• [Task to complete]: Where does the string "What" appear? Copy every line of the entries below that holds it.

(Collected data)

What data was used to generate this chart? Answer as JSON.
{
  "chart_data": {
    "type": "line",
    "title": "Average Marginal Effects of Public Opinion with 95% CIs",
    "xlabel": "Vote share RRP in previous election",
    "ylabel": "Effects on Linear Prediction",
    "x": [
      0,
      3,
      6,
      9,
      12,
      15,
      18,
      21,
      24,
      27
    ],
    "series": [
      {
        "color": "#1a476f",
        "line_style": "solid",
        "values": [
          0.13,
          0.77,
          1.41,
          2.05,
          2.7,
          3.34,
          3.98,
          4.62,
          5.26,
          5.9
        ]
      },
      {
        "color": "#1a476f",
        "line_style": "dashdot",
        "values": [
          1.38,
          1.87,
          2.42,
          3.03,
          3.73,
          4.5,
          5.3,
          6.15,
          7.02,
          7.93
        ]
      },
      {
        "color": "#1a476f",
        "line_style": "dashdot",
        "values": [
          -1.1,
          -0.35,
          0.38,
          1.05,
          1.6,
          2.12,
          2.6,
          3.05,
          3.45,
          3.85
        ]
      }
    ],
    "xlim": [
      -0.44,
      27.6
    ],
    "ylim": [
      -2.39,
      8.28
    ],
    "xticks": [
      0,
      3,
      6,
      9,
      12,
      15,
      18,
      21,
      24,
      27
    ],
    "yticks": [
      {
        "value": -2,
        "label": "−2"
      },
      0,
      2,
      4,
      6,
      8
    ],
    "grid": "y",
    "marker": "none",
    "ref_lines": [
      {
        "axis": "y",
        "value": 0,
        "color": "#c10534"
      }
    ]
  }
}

--

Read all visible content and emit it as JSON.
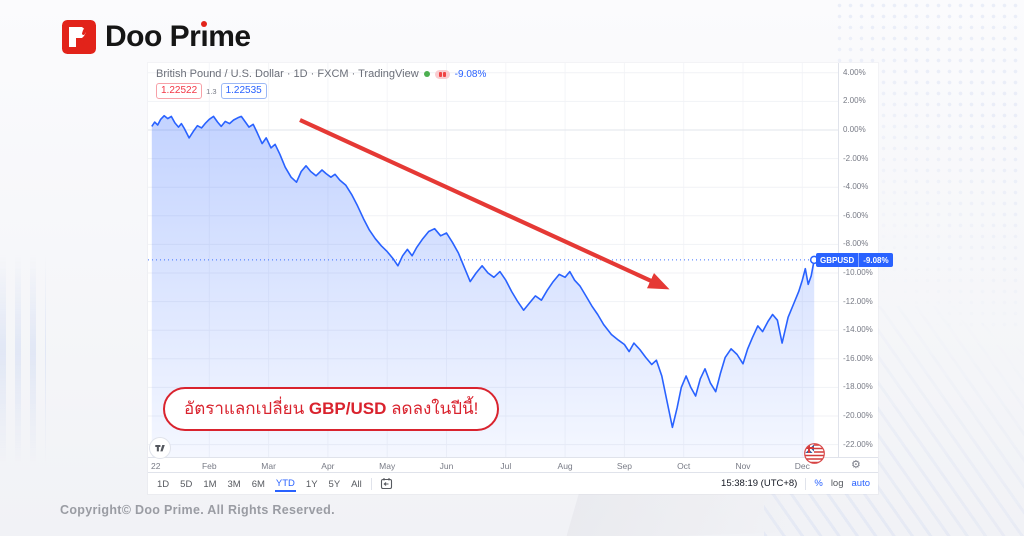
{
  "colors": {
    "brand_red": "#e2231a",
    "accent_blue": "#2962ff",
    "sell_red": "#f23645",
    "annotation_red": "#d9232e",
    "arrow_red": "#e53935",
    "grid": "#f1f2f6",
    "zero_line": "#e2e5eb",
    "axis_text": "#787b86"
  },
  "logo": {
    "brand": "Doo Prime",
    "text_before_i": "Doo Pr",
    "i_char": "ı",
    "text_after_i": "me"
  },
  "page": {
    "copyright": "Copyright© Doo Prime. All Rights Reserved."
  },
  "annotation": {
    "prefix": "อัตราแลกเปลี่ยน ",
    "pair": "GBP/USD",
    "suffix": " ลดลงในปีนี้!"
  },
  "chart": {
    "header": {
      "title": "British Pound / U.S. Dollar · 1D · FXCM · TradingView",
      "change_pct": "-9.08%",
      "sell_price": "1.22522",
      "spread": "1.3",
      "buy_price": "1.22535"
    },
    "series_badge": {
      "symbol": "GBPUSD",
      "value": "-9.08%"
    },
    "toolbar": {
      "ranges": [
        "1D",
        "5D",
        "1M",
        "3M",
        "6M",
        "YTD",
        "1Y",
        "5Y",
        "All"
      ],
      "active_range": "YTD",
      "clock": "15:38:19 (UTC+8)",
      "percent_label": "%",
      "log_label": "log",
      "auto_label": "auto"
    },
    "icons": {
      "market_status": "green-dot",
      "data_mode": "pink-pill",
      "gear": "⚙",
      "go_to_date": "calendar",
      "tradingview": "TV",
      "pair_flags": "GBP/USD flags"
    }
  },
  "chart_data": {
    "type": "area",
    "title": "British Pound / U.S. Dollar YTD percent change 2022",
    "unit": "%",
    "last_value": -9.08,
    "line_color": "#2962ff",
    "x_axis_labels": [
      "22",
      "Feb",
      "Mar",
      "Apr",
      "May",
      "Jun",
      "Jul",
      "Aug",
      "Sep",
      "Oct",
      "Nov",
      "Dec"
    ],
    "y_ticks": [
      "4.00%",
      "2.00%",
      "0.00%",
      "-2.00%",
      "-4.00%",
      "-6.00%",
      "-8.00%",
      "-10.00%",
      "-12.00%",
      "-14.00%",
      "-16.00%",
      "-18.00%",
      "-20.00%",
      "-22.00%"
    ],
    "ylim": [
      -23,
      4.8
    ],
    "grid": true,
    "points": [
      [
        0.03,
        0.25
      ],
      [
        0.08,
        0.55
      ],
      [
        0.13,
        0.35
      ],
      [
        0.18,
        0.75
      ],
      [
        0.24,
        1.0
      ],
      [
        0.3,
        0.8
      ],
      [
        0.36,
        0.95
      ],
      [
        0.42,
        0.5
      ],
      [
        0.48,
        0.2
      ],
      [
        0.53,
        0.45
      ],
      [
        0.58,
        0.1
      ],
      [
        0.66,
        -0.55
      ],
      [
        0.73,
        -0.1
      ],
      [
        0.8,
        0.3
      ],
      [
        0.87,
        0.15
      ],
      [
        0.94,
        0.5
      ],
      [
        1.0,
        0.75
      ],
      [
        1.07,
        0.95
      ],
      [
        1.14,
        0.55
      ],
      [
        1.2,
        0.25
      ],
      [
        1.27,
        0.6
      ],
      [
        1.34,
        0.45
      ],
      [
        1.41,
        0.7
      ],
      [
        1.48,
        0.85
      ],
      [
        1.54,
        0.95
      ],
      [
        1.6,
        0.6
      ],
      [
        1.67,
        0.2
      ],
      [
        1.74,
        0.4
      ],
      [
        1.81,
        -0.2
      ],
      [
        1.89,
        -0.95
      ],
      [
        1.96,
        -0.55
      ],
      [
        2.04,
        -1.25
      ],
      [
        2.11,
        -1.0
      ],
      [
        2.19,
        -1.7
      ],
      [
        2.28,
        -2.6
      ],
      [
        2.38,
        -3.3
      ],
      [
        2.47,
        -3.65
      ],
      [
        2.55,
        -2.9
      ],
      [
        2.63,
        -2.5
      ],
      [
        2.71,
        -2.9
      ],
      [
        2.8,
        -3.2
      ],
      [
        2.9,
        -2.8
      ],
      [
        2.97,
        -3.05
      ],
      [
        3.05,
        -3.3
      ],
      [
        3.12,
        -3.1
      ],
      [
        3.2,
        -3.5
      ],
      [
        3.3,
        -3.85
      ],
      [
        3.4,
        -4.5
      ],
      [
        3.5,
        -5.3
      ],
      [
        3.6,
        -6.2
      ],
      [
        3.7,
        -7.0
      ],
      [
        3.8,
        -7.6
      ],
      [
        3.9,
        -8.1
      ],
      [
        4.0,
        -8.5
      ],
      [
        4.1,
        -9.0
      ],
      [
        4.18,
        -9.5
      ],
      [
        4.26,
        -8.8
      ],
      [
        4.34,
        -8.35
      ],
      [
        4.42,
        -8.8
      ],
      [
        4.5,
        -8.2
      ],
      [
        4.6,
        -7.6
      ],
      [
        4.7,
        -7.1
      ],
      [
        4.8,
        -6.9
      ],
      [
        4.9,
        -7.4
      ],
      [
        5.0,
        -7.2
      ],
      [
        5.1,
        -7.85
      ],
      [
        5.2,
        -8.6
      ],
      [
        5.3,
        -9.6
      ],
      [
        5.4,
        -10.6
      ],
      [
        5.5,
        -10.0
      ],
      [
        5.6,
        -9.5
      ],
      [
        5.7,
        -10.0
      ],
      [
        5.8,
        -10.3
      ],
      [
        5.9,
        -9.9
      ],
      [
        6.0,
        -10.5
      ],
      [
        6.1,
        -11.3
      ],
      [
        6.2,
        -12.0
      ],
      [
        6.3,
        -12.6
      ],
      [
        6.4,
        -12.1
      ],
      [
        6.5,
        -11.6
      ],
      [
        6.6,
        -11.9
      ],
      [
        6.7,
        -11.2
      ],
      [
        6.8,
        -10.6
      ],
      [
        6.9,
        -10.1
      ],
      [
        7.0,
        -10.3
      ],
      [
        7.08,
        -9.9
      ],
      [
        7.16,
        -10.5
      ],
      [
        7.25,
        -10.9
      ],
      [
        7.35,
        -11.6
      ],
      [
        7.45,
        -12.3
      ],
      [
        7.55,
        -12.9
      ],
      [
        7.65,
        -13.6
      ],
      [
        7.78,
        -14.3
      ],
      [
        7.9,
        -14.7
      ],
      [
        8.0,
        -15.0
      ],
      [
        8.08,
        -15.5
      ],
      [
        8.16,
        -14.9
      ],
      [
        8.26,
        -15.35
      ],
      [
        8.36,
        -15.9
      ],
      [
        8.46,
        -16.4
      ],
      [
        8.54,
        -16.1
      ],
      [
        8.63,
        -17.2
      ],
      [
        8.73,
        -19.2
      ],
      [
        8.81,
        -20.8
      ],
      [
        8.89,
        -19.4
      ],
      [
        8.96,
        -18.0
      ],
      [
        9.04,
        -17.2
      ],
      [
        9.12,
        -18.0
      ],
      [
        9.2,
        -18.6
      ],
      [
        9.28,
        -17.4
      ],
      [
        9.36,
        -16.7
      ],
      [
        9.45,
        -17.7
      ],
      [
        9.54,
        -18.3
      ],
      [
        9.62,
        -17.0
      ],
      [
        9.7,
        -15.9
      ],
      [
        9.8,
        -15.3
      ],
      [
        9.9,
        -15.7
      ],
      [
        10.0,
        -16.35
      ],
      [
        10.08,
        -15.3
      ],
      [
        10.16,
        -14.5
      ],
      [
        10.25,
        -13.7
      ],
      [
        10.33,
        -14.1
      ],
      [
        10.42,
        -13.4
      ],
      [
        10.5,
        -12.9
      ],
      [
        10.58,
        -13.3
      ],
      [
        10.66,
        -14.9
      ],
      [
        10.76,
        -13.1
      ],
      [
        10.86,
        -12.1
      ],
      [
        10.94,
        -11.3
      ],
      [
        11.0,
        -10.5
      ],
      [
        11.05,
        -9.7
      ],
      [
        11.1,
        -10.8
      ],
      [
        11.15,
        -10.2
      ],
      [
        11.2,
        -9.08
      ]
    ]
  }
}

==

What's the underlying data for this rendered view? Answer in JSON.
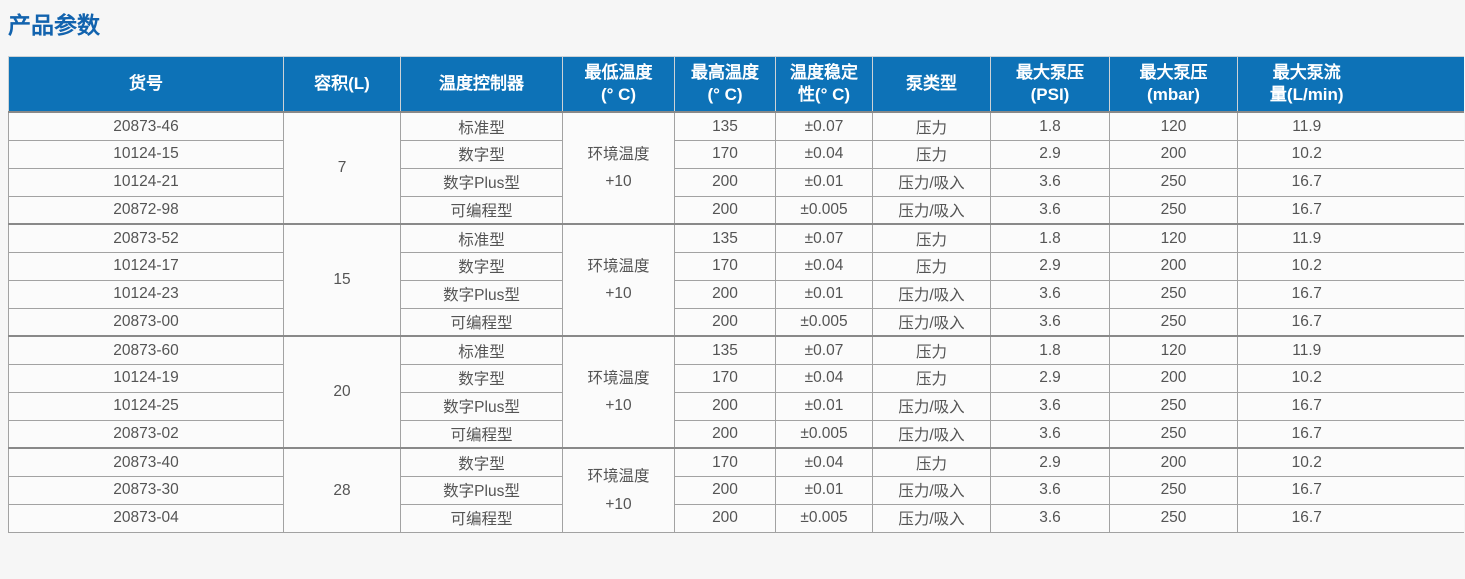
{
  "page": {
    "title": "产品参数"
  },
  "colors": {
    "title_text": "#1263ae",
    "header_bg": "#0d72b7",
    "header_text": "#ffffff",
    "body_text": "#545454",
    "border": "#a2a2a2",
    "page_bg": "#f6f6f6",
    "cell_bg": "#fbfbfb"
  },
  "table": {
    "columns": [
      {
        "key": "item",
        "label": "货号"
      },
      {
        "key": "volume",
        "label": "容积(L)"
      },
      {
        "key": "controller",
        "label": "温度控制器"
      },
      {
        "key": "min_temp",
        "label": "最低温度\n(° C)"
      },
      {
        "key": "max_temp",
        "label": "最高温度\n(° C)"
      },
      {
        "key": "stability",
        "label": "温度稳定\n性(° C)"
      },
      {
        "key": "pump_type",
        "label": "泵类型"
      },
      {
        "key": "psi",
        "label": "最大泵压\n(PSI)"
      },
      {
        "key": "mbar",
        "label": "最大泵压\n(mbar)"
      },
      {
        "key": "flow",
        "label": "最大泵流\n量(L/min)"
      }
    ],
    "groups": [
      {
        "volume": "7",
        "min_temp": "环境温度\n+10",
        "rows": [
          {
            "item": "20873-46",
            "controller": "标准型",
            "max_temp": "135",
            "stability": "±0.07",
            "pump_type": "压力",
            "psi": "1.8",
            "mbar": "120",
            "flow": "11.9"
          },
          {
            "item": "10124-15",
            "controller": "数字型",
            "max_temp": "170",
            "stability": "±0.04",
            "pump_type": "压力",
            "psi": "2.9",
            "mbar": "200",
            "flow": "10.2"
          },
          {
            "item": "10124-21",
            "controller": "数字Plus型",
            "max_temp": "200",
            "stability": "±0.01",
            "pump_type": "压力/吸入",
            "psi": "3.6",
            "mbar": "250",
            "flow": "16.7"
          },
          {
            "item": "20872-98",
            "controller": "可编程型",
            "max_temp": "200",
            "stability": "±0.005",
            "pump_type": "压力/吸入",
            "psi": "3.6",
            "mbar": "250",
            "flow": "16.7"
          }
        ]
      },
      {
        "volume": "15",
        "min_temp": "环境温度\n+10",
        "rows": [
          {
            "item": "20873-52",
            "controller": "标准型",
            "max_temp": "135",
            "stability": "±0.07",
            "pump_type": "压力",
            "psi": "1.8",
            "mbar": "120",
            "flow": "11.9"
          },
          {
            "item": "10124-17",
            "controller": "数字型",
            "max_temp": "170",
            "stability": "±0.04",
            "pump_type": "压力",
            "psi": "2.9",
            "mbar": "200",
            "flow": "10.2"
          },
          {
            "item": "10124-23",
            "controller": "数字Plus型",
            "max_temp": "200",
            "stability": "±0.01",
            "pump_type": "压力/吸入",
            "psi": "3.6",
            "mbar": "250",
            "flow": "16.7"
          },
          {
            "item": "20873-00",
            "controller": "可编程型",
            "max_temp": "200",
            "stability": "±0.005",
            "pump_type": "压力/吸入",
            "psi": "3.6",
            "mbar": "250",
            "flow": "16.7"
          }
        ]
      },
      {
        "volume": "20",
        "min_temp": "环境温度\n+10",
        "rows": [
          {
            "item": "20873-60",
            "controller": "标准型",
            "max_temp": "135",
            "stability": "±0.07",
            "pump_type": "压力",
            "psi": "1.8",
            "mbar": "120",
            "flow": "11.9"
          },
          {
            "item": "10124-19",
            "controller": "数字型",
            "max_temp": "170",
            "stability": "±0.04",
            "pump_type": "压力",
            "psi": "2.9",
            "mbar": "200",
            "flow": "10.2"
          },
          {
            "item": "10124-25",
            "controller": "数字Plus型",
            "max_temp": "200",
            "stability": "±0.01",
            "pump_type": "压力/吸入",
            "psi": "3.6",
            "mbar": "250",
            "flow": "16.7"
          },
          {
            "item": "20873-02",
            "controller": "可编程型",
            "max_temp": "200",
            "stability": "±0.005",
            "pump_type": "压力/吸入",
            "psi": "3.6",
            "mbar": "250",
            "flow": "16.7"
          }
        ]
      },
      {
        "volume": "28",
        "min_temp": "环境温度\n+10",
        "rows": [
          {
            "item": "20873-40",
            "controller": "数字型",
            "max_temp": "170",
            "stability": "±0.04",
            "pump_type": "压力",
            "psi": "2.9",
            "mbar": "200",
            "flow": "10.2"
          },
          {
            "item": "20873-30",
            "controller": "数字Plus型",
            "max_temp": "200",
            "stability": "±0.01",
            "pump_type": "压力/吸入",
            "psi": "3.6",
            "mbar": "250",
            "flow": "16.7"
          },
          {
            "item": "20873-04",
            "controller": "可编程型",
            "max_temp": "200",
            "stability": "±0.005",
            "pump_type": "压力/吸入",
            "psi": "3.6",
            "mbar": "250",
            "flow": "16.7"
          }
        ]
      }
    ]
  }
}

• [Response below]:
What data was used to generate this chart? Answer as JSON.
What's the underlying data for this rendered view? Answer in JSON.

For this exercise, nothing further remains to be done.